TASK STATEMENT »
What follows is a block of records; restate each one word for word.

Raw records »
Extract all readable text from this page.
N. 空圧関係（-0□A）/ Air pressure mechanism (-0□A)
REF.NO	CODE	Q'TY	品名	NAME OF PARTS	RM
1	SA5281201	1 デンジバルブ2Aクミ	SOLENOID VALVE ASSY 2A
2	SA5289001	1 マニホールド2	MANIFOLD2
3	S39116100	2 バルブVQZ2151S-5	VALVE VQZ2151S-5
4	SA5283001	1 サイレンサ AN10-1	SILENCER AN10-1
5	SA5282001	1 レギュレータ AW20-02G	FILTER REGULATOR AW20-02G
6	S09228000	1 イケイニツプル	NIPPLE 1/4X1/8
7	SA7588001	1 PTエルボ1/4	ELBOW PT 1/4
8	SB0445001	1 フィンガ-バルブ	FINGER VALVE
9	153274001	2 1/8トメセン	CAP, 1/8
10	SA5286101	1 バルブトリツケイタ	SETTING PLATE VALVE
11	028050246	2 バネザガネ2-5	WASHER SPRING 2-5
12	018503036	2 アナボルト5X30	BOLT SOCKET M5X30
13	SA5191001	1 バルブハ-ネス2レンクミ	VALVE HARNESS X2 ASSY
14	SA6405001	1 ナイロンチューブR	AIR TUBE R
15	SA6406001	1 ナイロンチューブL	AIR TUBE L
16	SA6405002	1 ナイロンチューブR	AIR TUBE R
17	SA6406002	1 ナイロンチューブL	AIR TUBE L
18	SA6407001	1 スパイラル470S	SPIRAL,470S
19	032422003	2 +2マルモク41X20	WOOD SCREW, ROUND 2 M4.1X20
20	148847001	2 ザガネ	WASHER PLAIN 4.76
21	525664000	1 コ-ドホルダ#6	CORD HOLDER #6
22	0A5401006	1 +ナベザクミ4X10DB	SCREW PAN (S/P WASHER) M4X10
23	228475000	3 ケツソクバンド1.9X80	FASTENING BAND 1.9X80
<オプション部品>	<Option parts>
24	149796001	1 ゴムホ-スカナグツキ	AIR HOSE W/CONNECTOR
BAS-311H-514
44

RESULT OF THIS EXERCISE »
Extract all readable text from this page.
N. 空圧関係（-0□A）/ Air pressure mechanism (-0□A)
REF.NO	CODE	Q'TY	品名	NAME OF PARTS	RM
1	SA5281201	1 デンジバルブ2Aクミ	SOLENOID VALVE ASSY 2A
2	SA5289001	1 マニホールド2	MANIFOLD2
3	S39116100	2 バルブVQZ2151S-5	VALVE VQZ2151S-5
4	SA5283001	1 サイレンサ AN10-1	SILENCER AN10-1
5	SA5282001	1 レギュレータ AW20-02G	FILTER REGULATOR AW20-02G
6	S09228000	1 イケイニツプル	NIPPLE 1/4X1/8
7	SA7588001	1 PTエルボ1/4	ELBOW PT 1/4
8	SB0445001	1 フィンガ-バルブ	FINGER VALVE
9	153274001	2 1/8トメセン	CAP, 1/8
10	SA5286101	1 バルブトリツケイタ	SETTING PLATE VALVE
11	028050246	2 バネザガネ2-5	WASHER SPRING 2-5
12	018503036	2 アナボルト5X30	BOLT SOCKET M5X30
13	SA5191001	1 バルブハ-ネス2レンクミ	VALVE HARNESS X2 ASSY
14	SA6405001	1 ナイロンチューブR	AIR TUBE R
15	SA6406001	1 ナイロンチューブL	AIR TUBE L
16	SA6405002	1 ナイロンチューブR	AIR TUBE R
17	SA6406002	1 ナイロンチューブL	AIR TUBE L
18	SA6407001	1 スパイラル470S	SPIRAL,470S
19	032422003	2 +2マルモク41X20	WOOD SCREW, ROUND 2 M4.1X20
20	148847001	2 ザガネ	WASHER PLAIN 4.76
21	525664000	1 コ-ドホルダ#6	CORD HOLDER #6
22	0A5401006	1 +ナベザクミ4X10DB	SCREW PAN (S/P WASHER) M4X10
23	228475000	3 ケツソクバンド1.9X80	FASTENING BAND 1.9X80
<オプション部品>	<Option parts>
24	149796001	1 ゴムホ-スカナグツキ	AIR HOSE W/CONNECTOR
BAS-311H-514
44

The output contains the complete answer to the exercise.